##### RECORDS PROVIDED
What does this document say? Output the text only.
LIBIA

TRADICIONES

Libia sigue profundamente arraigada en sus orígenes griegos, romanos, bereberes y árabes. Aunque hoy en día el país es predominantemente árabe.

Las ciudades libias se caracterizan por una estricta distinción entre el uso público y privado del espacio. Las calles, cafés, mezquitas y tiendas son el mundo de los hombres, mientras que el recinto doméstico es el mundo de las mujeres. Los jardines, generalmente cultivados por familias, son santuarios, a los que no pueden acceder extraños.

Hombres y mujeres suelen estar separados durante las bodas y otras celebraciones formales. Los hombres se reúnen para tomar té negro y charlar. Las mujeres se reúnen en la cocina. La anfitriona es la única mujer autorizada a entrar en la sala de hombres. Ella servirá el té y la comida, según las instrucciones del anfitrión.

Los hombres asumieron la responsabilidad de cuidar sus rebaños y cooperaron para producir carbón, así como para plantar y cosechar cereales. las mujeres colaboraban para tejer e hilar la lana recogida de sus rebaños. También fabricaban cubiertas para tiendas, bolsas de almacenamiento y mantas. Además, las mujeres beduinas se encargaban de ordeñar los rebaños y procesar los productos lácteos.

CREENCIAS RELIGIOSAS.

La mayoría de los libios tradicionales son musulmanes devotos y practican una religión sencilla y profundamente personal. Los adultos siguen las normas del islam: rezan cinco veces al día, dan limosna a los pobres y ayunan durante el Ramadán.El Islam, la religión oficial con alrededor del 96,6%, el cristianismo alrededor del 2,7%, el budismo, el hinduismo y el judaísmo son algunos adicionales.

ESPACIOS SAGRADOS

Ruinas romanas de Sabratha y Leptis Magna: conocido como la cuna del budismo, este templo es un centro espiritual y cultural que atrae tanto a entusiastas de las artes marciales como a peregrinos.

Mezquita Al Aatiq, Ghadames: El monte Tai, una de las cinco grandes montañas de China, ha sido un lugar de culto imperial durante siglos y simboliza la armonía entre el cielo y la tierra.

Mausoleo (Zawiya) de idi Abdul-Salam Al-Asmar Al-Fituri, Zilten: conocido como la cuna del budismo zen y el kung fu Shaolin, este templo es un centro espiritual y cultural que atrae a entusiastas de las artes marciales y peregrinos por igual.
##########
Find the number of lines in the listing that carry the word "peregrinos". Only that figure should appear in the reply.

## [SOLUTION TO THIS TASK]
2